Locate every line below that contains the word "this" and copy it.
## START Excerpted records
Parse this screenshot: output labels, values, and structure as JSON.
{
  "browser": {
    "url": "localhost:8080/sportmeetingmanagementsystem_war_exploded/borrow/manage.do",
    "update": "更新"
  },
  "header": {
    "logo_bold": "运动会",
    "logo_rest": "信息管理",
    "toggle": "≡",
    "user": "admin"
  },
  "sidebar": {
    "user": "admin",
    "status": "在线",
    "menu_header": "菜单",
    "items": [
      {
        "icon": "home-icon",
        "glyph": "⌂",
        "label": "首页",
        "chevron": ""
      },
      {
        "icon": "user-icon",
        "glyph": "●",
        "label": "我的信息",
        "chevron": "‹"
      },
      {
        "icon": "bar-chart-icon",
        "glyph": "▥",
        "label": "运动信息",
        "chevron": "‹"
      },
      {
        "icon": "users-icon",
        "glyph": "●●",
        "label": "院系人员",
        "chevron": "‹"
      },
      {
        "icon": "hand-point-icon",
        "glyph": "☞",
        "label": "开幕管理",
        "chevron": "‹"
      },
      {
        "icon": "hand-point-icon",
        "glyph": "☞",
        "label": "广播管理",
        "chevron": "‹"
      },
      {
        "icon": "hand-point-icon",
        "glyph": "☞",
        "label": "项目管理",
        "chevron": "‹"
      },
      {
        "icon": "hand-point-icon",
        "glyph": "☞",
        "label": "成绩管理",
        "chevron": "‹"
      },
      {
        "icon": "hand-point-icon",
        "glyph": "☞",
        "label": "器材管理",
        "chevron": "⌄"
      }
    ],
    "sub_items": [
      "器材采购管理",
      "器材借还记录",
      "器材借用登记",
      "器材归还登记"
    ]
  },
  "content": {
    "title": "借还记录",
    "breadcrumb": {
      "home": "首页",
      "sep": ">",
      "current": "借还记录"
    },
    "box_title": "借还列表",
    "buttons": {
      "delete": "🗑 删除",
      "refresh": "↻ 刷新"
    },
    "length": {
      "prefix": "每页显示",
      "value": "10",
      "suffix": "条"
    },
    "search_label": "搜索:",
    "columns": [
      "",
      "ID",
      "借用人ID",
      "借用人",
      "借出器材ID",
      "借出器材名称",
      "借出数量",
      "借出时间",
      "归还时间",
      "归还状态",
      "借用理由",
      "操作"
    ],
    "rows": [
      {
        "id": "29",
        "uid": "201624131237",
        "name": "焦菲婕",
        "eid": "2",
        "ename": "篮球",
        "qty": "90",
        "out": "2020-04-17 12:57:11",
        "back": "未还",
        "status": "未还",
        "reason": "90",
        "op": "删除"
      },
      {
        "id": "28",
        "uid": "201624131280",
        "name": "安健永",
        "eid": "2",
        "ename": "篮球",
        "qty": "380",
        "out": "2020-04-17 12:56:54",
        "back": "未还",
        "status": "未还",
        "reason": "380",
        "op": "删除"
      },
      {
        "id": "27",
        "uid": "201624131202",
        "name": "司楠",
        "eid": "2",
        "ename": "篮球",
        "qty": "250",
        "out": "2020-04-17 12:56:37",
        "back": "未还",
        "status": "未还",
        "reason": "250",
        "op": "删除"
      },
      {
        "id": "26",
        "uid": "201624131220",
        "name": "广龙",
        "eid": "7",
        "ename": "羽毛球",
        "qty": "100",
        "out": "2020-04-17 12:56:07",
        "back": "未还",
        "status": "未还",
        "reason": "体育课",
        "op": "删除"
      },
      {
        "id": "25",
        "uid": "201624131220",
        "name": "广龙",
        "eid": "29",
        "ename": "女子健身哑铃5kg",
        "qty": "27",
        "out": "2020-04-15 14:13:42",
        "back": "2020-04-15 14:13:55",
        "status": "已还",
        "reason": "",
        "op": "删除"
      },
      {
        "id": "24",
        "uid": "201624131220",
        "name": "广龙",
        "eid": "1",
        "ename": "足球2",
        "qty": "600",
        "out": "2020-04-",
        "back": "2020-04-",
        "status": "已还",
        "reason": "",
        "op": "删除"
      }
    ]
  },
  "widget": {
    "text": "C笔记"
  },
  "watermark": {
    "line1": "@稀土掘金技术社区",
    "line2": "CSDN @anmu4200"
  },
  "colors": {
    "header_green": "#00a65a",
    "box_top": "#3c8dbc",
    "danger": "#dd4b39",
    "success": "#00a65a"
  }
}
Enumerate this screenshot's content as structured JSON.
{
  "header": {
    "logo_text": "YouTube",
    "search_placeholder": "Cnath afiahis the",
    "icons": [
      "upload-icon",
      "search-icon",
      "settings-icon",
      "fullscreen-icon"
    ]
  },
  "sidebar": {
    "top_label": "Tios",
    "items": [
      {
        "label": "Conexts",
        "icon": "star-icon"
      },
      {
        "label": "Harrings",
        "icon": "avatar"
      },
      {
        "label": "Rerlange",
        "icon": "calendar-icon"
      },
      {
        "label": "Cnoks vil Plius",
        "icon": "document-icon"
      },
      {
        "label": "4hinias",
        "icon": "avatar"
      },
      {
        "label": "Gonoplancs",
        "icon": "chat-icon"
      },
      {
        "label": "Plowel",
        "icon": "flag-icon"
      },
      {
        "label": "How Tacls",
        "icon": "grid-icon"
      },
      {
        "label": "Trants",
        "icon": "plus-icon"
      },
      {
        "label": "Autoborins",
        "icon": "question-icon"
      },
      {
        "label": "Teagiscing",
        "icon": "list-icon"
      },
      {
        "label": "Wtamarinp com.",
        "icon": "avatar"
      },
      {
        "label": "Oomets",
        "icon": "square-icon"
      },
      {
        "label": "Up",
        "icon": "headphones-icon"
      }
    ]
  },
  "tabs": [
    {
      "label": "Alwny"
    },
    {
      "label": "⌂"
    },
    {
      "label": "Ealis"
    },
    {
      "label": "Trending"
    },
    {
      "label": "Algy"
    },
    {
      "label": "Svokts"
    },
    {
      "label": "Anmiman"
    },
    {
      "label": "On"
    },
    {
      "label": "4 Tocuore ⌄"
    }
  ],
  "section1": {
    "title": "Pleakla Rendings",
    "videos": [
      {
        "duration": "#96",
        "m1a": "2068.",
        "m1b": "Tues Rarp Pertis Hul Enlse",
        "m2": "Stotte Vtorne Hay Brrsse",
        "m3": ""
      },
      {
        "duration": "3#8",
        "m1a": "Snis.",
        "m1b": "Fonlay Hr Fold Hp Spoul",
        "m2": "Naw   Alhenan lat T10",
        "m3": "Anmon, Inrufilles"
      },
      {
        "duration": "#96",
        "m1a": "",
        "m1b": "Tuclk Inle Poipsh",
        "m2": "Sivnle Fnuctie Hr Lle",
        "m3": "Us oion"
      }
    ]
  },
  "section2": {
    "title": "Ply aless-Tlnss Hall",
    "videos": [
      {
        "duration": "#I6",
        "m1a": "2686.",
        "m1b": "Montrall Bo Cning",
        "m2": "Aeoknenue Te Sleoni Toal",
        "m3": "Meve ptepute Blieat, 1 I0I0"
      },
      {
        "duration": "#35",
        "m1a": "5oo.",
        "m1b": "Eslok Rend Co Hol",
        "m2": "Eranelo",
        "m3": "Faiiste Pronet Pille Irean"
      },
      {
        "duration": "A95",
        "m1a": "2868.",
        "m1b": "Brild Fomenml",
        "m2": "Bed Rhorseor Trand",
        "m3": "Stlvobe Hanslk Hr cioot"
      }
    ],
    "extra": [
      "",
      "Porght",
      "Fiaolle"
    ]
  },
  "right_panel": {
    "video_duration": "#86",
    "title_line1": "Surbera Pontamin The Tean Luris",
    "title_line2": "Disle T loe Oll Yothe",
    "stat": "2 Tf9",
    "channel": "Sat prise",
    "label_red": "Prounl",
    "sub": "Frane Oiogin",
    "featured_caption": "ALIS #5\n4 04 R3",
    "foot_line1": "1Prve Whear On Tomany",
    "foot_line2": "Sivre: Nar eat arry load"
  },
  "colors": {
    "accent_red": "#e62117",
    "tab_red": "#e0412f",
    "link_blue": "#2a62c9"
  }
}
## END Excerpted records
> [Task answer]
Parse this screenshot: output labels, values, and structure as JSON.
Enumerate this screenshot's content as structured JSON.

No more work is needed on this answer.